■ **Records shown**
— start —

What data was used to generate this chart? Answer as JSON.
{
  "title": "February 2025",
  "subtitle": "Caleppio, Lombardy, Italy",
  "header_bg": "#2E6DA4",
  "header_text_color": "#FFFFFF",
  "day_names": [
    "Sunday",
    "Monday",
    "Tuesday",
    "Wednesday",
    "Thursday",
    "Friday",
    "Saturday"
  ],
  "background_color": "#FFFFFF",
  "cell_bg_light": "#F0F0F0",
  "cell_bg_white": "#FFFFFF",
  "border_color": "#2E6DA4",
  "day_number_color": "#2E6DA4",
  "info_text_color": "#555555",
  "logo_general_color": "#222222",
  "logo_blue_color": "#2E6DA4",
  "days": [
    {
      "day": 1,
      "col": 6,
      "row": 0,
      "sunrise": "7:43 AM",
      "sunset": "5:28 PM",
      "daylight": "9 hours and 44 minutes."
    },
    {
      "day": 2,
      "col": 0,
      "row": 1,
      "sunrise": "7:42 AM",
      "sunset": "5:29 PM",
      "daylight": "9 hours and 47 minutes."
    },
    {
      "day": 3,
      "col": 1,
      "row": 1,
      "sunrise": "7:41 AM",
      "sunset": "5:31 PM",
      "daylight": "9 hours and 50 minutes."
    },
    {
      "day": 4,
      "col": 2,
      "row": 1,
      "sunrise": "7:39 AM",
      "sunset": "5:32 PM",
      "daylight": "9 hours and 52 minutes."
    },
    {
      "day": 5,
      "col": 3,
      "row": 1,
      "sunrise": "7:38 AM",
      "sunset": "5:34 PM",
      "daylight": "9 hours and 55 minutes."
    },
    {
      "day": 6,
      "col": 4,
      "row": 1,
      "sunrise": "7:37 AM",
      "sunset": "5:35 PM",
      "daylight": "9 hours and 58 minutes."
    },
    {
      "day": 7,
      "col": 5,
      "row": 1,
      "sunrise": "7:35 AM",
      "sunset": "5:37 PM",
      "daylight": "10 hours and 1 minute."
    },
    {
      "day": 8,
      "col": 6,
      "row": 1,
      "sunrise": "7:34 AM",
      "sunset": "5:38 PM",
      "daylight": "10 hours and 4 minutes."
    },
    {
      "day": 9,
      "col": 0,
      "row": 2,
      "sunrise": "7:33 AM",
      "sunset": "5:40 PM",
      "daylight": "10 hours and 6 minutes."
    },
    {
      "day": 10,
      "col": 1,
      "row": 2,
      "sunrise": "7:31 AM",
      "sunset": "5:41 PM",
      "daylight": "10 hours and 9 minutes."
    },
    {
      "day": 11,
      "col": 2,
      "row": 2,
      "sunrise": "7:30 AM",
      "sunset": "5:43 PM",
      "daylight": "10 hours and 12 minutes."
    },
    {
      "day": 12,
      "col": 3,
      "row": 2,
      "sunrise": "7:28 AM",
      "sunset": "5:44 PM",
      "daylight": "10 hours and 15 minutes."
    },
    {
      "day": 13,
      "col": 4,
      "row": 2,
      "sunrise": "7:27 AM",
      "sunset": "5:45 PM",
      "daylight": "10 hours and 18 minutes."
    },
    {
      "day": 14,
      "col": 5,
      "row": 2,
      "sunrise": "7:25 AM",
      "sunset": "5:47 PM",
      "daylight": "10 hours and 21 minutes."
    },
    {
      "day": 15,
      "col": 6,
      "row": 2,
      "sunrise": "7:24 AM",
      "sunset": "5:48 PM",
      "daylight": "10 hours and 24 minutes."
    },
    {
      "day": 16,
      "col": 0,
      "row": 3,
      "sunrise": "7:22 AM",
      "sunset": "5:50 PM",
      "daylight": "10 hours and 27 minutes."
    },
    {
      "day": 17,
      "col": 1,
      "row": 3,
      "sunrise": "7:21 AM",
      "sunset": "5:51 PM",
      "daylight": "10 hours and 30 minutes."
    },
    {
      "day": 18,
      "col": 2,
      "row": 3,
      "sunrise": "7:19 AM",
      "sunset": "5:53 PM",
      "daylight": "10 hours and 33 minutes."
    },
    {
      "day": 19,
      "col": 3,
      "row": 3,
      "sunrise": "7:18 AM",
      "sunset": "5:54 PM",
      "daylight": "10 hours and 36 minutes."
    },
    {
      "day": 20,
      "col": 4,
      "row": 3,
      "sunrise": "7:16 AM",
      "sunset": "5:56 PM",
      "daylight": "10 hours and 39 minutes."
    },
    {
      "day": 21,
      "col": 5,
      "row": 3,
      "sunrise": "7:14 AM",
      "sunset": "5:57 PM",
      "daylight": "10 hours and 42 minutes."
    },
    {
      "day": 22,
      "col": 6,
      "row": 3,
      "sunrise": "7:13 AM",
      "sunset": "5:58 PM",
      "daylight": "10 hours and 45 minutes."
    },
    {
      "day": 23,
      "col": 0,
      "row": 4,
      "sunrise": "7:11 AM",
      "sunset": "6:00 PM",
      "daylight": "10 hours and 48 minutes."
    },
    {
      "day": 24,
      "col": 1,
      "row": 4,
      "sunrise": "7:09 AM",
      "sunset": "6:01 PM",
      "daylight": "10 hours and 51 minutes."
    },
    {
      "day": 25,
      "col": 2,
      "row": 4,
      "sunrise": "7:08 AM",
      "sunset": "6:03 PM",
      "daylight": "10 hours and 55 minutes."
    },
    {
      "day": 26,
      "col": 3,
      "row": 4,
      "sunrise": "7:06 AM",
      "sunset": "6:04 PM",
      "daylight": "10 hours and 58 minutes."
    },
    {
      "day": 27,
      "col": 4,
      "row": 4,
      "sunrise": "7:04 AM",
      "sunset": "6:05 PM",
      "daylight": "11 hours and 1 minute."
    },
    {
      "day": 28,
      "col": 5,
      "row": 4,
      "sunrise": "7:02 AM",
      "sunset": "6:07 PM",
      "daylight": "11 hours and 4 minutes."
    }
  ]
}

— end —

■ **Exercise description**
Tally the lines in the records above that contain the word "FFFFFF", and give only that number.

■ **Reply to the task**
3